• EXERCISE OBJECTIVE: Pick each line containing the word "complicated" out of the data below.

(Dataset records of page text)

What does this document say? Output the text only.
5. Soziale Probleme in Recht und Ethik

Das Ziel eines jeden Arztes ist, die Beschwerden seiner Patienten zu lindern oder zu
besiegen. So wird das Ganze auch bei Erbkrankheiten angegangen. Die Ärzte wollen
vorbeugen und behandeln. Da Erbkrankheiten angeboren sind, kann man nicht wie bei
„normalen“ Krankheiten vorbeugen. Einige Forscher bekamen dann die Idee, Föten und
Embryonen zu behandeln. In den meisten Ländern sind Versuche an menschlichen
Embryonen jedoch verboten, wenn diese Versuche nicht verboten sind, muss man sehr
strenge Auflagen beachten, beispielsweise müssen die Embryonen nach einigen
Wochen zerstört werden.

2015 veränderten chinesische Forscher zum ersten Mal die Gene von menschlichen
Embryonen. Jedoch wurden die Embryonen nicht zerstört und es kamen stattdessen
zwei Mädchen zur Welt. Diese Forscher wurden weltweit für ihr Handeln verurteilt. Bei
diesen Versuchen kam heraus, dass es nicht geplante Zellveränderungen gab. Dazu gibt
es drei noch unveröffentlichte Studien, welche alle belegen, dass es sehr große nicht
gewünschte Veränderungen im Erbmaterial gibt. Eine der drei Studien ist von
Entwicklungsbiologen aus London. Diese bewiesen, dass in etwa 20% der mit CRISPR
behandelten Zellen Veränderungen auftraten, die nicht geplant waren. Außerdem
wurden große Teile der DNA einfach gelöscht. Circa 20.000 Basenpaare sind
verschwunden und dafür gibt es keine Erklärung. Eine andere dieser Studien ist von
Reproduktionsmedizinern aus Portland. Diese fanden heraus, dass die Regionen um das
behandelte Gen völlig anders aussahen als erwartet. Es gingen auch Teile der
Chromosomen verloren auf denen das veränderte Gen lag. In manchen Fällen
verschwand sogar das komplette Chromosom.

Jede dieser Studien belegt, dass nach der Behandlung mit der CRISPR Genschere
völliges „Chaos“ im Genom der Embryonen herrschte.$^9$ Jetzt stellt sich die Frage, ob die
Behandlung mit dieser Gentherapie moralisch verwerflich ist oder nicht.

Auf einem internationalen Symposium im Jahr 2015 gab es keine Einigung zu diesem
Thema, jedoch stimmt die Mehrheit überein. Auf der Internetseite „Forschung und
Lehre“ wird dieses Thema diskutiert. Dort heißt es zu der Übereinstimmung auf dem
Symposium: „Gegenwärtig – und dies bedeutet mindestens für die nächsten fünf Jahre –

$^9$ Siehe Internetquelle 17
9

--

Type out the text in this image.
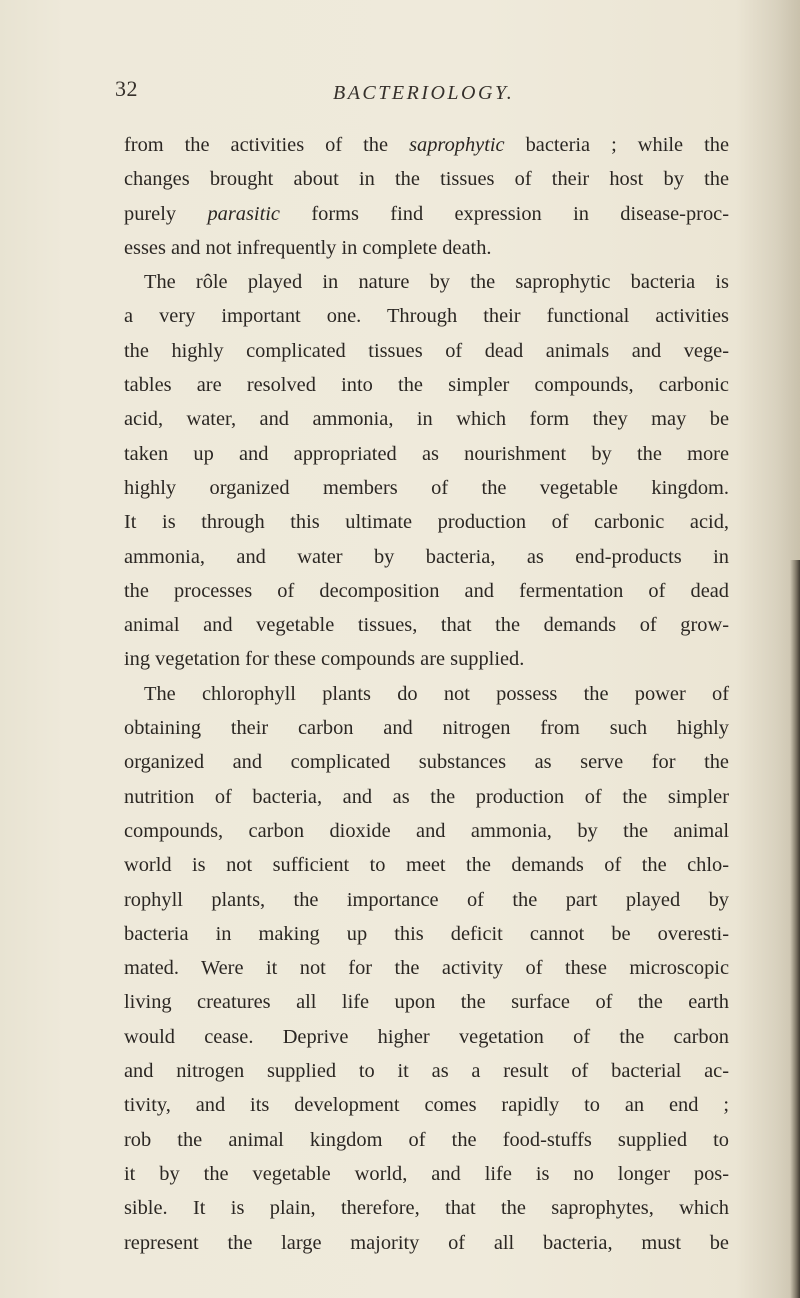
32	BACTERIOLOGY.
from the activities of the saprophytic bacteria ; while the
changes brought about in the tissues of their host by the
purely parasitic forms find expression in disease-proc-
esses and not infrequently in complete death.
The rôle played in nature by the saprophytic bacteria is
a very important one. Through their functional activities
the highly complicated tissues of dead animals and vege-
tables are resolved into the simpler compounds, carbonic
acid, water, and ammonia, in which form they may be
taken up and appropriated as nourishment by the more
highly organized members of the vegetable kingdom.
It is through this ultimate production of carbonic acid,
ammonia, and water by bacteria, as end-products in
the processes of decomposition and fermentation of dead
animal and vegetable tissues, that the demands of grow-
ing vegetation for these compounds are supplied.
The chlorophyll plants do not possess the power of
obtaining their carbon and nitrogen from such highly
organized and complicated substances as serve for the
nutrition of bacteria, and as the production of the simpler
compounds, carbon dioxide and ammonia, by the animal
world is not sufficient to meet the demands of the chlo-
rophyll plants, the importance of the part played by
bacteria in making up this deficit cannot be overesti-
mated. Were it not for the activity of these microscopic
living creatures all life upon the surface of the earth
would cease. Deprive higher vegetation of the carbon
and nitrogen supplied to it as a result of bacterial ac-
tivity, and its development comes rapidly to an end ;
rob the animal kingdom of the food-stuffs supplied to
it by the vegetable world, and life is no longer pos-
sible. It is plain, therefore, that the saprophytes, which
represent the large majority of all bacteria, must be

• OUTPUT OF THE TASK:
the highly complicated tissues of dead animals and vege-
organized and complicated substances as serve for the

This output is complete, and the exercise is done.